◆ **TASK DIRECTIONS**
Locate and copy each line in the data that contains the word "Piso".

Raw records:
-------

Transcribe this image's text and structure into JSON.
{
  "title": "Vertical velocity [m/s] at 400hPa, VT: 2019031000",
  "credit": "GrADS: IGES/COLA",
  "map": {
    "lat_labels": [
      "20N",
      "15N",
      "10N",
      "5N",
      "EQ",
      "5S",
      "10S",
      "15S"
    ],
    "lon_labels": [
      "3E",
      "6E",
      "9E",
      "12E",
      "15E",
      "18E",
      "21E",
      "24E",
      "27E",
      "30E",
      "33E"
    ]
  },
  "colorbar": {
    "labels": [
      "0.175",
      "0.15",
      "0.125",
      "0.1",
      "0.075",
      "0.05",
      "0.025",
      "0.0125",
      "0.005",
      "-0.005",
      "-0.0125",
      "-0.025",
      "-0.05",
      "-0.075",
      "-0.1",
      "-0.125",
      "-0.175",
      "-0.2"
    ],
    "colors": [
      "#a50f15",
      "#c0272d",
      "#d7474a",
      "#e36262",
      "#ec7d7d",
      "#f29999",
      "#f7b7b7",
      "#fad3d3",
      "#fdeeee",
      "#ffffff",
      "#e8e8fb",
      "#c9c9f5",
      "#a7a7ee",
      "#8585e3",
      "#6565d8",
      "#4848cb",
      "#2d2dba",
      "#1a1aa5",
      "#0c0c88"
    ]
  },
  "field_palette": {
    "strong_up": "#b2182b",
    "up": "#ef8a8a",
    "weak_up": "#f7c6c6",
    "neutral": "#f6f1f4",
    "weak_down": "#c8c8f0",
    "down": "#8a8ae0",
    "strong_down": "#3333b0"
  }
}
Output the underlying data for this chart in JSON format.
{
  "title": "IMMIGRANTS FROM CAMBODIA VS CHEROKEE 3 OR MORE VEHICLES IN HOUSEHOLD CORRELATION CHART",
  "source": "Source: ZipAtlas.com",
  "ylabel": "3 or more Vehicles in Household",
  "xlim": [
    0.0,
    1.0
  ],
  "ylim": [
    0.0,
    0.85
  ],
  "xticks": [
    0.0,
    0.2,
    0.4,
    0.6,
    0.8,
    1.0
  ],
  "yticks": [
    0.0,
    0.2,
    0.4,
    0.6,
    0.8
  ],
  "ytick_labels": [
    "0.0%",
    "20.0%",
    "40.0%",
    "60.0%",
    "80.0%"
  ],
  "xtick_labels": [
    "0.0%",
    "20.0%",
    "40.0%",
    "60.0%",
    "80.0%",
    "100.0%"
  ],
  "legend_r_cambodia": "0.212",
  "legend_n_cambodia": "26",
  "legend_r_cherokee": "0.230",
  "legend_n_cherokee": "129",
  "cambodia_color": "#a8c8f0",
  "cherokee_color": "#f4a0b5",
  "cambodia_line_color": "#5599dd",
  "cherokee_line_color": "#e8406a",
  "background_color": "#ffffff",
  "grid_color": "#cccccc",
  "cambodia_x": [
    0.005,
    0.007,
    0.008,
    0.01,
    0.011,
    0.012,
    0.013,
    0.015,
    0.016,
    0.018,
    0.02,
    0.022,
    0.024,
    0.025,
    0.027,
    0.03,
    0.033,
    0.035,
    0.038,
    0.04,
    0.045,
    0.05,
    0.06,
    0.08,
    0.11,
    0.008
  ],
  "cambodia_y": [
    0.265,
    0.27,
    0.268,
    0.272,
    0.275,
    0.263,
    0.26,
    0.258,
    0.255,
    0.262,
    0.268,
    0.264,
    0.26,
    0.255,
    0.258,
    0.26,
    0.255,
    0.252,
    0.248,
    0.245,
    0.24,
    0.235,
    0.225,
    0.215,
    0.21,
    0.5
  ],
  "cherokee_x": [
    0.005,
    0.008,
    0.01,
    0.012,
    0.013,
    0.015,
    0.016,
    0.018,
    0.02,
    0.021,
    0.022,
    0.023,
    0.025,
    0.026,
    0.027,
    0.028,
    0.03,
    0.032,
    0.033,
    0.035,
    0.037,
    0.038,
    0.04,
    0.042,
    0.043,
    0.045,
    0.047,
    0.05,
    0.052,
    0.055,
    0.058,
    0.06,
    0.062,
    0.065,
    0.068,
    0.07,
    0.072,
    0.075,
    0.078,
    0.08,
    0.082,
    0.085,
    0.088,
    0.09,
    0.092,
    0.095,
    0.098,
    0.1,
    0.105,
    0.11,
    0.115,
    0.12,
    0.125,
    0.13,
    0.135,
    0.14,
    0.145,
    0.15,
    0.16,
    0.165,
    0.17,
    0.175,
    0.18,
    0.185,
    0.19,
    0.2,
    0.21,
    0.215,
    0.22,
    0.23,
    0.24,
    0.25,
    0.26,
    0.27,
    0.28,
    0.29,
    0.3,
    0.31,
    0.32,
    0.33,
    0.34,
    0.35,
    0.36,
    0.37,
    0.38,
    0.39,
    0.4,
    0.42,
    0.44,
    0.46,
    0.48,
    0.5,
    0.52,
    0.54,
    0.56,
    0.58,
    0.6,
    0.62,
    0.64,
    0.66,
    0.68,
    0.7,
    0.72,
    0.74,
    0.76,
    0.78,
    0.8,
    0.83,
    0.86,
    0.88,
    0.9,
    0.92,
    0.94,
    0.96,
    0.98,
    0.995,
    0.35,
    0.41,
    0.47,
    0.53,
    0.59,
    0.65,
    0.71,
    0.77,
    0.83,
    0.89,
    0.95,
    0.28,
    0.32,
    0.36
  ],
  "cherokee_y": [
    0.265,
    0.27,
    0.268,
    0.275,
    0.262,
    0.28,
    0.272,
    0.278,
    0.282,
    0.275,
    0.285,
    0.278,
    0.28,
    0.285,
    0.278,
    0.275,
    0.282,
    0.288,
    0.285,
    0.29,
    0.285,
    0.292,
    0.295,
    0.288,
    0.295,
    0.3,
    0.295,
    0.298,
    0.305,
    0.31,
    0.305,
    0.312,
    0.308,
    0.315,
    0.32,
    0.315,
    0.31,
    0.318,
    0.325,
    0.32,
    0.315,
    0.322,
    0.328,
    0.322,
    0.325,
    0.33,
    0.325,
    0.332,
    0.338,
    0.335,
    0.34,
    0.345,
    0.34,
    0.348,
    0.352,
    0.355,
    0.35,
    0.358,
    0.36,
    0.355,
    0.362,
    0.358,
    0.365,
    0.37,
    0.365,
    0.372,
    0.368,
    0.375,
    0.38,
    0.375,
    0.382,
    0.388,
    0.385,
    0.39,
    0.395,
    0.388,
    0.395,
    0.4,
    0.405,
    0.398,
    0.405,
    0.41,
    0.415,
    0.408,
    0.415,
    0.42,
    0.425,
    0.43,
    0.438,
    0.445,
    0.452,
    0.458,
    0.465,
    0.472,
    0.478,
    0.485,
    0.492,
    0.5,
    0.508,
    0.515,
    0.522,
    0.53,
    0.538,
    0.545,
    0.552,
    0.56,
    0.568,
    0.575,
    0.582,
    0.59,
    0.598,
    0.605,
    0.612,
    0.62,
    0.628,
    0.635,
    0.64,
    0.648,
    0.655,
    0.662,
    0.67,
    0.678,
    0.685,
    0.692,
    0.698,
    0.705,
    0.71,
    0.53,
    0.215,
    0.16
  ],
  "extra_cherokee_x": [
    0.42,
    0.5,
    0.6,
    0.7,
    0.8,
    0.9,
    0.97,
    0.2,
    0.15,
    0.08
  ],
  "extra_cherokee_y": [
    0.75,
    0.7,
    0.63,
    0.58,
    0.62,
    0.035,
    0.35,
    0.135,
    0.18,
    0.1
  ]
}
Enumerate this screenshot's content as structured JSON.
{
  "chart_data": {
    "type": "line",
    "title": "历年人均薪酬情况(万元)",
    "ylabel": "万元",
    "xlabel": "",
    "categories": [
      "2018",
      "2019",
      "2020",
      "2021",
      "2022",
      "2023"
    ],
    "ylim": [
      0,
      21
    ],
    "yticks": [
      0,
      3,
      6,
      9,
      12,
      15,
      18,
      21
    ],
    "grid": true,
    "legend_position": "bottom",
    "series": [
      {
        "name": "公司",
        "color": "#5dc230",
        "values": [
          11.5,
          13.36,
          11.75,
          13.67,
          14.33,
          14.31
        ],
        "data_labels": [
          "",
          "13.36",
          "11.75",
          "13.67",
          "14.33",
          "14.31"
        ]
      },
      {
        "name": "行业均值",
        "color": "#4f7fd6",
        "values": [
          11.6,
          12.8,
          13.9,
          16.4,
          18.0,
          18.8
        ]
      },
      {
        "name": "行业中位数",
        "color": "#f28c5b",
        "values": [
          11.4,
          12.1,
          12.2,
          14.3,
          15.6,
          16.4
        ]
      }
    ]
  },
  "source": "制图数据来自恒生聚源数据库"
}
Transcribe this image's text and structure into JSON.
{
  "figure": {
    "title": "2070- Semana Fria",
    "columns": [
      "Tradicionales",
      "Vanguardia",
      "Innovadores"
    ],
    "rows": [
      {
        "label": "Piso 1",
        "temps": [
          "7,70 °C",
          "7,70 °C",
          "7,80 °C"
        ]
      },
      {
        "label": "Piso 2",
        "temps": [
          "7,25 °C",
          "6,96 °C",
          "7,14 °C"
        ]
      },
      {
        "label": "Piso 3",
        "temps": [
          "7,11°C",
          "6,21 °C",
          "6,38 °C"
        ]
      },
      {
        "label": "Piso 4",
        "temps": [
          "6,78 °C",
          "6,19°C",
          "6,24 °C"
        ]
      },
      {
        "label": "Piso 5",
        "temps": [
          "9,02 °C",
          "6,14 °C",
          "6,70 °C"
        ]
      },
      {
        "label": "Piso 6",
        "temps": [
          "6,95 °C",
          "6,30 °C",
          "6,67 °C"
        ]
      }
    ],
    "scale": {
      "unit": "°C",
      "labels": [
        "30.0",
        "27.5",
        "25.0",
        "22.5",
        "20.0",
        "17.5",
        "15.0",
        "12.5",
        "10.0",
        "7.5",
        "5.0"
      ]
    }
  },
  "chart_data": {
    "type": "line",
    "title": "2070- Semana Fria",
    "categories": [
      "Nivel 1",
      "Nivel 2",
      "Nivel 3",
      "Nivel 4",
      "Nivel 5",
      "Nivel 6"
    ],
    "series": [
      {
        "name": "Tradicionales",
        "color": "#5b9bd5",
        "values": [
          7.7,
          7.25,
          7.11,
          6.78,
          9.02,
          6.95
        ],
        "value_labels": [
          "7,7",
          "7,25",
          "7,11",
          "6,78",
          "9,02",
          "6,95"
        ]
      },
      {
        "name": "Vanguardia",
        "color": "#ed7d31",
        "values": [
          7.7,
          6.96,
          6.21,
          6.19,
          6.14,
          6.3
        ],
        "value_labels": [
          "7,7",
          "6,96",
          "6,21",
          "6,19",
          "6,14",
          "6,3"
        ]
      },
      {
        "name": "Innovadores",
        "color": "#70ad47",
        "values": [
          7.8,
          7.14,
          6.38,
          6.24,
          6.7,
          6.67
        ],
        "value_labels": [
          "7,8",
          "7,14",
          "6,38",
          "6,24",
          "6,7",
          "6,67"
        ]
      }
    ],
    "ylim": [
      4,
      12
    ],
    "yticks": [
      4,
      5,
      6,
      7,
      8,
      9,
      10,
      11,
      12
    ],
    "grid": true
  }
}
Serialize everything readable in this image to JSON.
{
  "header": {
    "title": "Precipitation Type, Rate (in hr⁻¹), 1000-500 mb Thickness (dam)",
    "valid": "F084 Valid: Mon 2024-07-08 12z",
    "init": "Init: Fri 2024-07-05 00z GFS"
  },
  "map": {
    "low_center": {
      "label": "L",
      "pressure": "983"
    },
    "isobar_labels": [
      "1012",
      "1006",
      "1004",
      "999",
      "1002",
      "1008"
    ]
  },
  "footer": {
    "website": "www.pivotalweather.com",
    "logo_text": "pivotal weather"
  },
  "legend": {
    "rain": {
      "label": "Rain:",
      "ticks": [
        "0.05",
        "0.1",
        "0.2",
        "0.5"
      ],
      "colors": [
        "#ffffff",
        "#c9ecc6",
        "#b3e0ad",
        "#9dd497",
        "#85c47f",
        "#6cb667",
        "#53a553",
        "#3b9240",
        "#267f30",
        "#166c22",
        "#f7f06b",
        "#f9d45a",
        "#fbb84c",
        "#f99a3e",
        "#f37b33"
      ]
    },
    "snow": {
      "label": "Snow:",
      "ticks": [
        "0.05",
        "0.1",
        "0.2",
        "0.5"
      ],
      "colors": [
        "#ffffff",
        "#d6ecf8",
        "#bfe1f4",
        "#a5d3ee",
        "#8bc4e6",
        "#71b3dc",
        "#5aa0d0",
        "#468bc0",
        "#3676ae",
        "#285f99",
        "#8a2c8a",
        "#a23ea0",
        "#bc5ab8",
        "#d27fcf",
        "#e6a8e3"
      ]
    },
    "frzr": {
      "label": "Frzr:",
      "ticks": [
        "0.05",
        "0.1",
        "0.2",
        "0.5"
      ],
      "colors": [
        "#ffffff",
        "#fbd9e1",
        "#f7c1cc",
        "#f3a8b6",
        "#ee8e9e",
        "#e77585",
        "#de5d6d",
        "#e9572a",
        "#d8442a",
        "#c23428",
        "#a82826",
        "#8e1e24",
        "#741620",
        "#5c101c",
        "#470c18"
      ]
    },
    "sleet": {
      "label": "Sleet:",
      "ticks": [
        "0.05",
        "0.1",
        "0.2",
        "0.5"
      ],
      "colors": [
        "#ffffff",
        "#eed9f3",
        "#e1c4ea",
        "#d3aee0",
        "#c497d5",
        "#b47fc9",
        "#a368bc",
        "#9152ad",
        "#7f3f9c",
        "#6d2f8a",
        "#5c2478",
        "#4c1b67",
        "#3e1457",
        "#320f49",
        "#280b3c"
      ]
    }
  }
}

-------

◆ **ANSWER TO THE PROBLEM**
        "label": "Piso 1",
        "label": "Piso 2",
        "label": "Piso 3",
        "label": "Piso 4",
        "label": "Piso 5",
        "label": "Piso 6",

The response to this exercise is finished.